** Start Extracted material **
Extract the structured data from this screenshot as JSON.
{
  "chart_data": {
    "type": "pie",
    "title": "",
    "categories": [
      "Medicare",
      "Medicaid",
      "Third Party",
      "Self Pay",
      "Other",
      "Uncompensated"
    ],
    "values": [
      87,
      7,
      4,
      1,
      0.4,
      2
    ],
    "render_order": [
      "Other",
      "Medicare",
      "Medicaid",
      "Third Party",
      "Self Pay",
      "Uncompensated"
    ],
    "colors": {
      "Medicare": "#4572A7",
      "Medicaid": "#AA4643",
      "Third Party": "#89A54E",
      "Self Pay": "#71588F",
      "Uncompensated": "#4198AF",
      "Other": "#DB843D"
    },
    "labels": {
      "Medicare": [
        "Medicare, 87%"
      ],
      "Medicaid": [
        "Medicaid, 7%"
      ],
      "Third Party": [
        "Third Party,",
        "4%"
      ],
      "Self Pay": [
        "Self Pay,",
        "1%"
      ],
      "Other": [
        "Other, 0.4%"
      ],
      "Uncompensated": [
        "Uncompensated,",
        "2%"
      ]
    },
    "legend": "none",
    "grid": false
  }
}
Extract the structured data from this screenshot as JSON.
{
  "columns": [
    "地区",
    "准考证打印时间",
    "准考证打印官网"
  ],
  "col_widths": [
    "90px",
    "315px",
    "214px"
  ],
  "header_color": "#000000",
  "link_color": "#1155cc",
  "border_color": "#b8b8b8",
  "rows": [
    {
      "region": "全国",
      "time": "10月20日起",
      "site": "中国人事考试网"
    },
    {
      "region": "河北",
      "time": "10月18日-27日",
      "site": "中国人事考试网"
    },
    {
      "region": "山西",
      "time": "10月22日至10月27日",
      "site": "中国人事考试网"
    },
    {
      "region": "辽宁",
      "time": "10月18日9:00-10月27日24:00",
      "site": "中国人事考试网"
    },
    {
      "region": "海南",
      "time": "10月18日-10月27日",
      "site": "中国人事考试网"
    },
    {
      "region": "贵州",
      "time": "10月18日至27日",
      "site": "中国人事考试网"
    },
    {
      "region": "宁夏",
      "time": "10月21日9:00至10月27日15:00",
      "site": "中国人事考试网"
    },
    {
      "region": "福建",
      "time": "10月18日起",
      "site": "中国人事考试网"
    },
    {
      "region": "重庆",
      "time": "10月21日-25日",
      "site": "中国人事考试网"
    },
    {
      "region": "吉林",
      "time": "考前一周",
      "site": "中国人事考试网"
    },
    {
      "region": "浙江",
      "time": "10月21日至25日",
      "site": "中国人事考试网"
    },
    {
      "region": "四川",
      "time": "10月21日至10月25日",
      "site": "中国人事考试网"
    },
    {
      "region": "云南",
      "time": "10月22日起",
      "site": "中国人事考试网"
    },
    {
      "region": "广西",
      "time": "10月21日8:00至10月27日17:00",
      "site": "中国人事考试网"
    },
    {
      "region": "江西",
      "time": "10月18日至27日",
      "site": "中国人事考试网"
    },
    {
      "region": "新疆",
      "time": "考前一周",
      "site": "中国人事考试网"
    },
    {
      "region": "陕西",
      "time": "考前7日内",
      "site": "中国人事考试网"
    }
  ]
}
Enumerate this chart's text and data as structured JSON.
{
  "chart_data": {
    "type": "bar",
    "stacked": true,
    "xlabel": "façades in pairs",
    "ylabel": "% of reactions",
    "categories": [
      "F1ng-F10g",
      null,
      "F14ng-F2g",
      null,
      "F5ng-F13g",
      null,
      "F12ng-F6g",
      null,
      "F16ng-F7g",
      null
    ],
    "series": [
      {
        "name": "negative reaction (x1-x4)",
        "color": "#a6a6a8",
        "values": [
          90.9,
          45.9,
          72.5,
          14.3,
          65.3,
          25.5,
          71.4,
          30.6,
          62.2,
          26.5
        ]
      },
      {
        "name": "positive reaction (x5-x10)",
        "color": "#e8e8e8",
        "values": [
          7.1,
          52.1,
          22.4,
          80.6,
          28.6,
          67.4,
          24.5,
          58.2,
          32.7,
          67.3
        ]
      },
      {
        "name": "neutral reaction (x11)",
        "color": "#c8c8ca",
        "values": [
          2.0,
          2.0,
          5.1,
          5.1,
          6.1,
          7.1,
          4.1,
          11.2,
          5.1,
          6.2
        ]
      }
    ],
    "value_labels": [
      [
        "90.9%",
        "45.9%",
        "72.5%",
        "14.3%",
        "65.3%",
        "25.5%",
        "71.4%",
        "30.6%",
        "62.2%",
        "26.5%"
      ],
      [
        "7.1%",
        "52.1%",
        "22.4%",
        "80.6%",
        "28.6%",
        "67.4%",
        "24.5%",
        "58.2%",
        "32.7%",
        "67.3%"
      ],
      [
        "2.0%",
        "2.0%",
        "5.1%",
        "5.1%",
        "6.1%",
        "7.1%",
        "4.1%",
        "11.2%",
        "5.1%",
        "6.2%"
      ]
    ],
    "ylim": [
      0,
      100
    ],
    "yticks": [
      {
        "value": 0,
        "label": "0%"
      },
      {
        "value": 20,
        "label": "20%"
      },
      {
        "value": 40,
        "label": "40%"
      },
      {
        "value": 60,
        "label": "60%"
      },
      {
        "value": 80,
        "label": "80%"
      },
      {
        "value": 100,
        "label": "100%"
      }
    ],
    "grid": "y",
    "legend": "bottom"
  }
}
** End Extracted material **
● **What is being asked**: Using the data above, copy each line that contains "Party".

● **Solution**:
      "Third Party",
      "Third Party",
      "Third Party": "#89A54E",
      "Third Party": [
        "Third Party,",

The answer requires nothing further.